What you need to do: Repeat the records in full and exactly, omitting pictures.

* * * * * * *

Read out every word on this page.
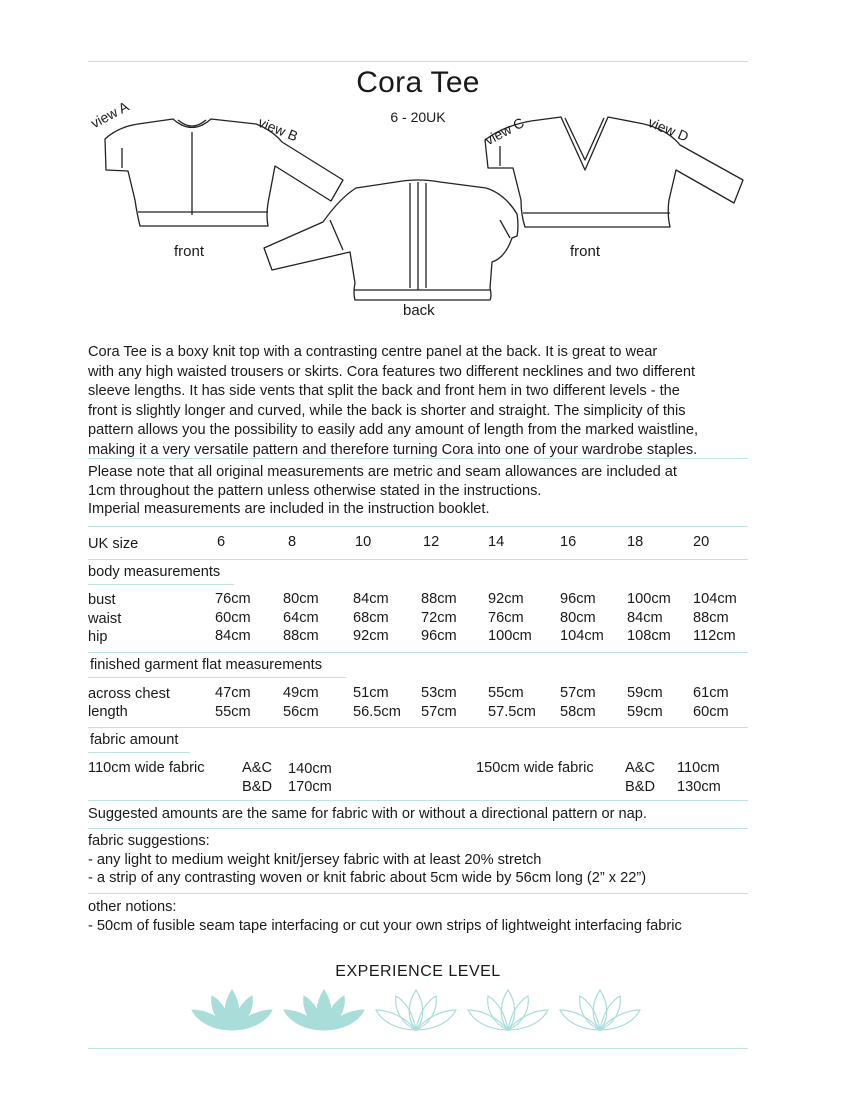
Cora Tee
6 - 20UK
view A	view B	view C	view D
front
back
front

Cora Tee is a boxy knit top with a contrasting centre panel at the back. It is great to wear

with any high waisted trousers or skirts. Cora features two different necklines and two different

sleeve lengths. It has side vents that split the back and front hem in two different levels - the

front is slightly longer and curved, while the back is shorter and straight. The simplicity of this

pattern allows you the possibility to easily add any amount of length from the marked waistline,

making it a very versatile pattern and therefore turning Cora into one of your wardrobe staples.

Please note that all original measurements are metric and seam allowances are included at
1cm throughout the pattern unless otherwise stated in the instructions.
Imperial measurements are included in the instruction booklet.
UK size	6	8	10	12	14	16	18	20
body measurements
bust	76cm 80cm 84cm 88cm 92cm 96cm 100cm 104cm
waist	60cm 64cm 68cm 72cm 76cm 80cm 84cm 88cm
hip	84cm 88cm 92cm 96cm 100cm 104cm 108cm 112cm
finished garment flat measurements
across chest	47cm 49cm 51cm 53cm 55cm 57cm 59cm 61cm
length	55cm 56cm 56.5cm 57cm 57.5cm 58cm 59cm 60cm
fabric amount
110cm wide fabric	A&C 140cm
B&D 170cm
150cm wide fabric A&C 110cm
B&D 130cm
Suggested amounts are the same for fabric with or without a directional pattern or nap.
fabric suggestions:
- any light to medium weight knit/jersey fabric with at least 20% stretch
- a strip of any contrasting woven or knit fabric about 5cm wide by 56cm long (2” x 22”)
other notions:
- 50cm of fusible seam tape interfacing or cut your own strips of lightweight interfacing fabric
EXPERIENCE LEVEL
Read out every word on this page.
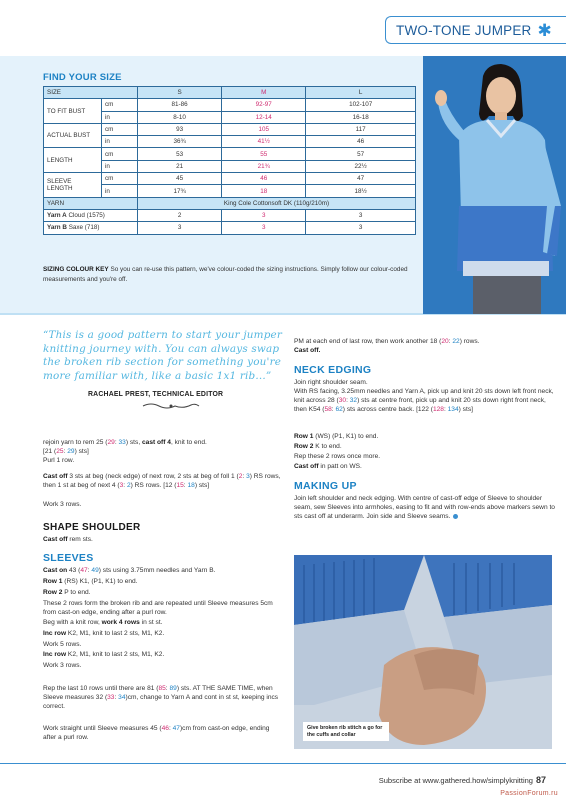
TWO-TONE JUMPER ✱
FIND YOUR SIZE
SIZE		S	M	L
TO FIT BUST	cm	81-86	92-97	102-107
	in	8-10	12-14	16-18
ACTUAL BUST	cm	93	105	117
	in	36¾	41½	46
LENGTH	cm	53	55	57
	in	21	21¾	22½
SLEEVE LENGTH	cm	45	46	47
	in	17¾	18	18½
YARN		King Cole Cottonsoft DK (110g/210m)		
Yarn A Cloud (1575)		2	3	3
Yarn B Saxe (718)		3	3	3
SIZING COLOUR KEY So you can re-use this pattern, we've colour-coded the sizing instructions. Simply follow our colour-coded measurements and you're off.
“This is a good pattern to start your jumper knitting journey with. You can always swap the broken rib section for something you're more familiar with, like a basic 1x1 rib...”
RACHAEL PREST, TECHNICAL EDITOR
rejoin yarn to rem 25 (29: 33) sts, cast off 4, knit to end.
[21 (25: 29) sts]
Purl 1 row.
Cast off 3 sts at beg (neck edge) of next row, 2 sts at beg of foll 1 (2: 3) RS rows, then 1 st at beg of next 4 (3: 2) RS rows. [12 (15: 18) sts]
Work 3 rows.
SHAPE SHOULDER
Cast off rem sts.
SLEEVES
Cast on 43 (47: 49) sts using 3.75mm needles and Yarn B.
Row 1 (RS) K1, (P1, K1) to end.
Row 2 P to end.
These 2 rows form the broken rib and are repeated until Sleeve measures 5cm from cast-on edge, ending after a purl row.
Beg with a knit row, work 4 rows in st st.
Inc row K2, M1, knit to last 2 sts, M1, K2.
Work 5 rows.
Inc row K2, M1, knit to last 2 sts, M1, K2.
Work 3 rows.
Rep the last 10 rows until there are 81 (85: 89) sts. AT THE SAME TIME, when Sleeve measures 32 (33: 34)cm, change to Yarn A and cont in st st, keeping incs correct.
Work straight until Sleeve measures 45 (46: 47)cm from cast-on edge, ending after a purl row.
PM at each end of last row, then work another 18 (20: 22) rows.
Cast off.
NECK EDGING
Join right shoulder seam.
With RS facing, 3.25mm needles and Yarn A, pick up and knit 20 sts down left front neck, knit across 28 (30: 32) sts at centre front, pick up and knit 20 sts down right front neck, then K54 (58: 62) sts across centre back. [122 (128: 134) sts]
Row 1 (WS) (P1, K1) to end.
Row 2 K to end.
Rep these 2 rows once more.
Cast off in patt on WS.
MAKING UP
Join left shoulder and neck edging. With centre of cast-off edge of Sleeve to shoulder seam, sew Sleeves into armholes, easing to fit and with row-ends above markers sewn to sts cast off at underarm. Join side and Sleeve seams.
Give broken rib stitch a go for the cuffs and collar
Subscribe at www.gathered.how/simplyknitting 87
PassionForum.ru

* * * * * * *

Solution for this exercise:
Read out every word on this page.
Cora Tee
6 - 20UK
view A	view B	view C	view D
front
back
front

Cora Tee is a boxy knit top with a contrasting centre panel at the back. It is great to wear

with any high waisted trousers or skirts. Cora features two different necklines and two different

sleeve lengths. It has side vents that split the back and front hem in two different levels - the

front is slightly longer and curved, while the back is shorter and straight. The simplicity of this

pattern allows you the possibility to easily add any amount of length from the marked waistline,

making it a very versatile pattern and therefore turning Cora into one of your wardrobe staples.

Please note that all original measurements are metric and seam allowances are included at
1cm throughout the pattern unless otherwise stated in the instructions.
Imperial measurements are included in the instruction booklet.
UK size	6	8	10	12	14	16	18	20
body measurements
bust	76cm 80cm 84cm 88cm 92cm 96cm 100cm 104cm
waist	60cm 64cm 68cm 72cm 76cm 80cm 84cm 88cm
hip	84cm 88cm 92cm 96cm 100cm 104cm 108cm 112cm
finished garment flat measurements
across chest	47cm 49cm 51cm 53cm 55cm 57cm 59cm 61cm
length	55cm 56cm 56.5cm 57cm 57.5cm 58cm 59cm 60cm
fabric amount
110cm wide fabric	A&C 140cm
B&D 170cm
150cm wide fabric A&C 110cm
B&D 130cm
Suggested amounts are the same for fabric with or without a directional pattern or nap.
fabric suggestions:
- any light to medium weight knit/jersey fabric with at least 20% stretch
- a strip of any contrasting woven or knit fabric about 5cm wide by 56cm long (2” x 22”)
other notions:
- 50cm of fusible seam tape interfacing or cut your own strips of lightweight interfacing fabric
EXPERIENCE LEVEL
Read out every word on this page.
TWO-TONE JUMPER ✱
FIND YOUR SIZE
SIZE		S	M	L
TO FIT BUST	cm	81-86	92-97	102-107
	in	8-10	12-14	16-18
ACTUAL BUST	cm	93	105	117
	in	36¾	41½	46
LENGTH	cm	53	55	57
	in	21	21¾	22½
SLEEVE LENGTH	cm	45	46	47
	in	17¾	18	18½
YARN		King Cole Cottonsoft DK (110g/210m)		
Yarn A Cloud (1575)		2	3	3
Yarn B Saxe (718)		3	3	3
SIZING COLOUR KEY So you can re-use this pattern, we've colour-coded the sizing instructions. Simply follow our colour-coded measurements and you're off.
“This is a good pattern to start your jumper knitting journey with. You can always swap the broken rib section for something you're more familiar with, like a basic 1x1 rib...”
RACHAEL PREST, TECHNICAL EDITOR
rejoin yarn to rem 25 (29: 33) sts, cast off 4, knit to end.
[21 (25: 29) sts]
Purl 1 row.
Cast off 3 sts at beg (neck edge) of next row, 2 sts at beg of foll 1 (2: 3) RS rows, then 1 st at beg of next 4 (3: 2) RS rows. [12 (15: 18) sts]
Work 3 rows.
SHAPE SHOULDER
Cast off rem sts.
SLEEVES
Cast on 43 (47: 49) sts using 3.75mm needles and Yarn B.
Row 1 (RS) K1, (P1, K1) to end.
Row 2 P to end.
These 2 rows form the broken rib and are repeated until Sleeve measures 5cm from cast-on edge, ending after a purl row.
Beg with a knit row, work 4 rows in st st.
Inc row K2, M1, knit to last 2 sts, M1, K2.
Work 5 rows.
Inc row K2, M1, knit to last 2 sts, M1, K2.
Work 3 rows.
Rep the last 10 rows until there are 81 (85: 89) sts. AT THE SAME TIME, when Sleeve measures 32 (33: 34)cm, change to Yarn A and cont in st st, keeping incs correct.
Work straight until Sleeve measures 45 (46: 47)cm from cast-on edge, ending after a purl row.
PM at each end of last row, then work another 18 (20: 22) rows.
Cast off.
NECK EDGING
Join right shoulder seam.
With RS facing, 3.25mm needles and Yarn A, pick up and knit 20 sts down left front neck, knit across 28 (30: 32) sts at centre front, pick up and knit 20 sts down right front neck, then K54 (58: 62) sts across centre back. [122 (128: 134) sts]
Row 1 (WS) (P1, K1) to end.
Row 2 K to end.
Rep these 2 rows once more.
Cast off in patt on WS.
MAKING UP
Join left shoulder and neck edging. With centre of cast-off edge of Sleeve to shoulder seam, sew Sleeves into armholes, easing to fit and with row-ends above markers sewn to sts cast off at underarm. Join side and Sleeve seams.
Give broken rib stitch a go for the cuffs and collar
Subscribe at www.gathered.how/simplyknitting 87
PassionForum.ru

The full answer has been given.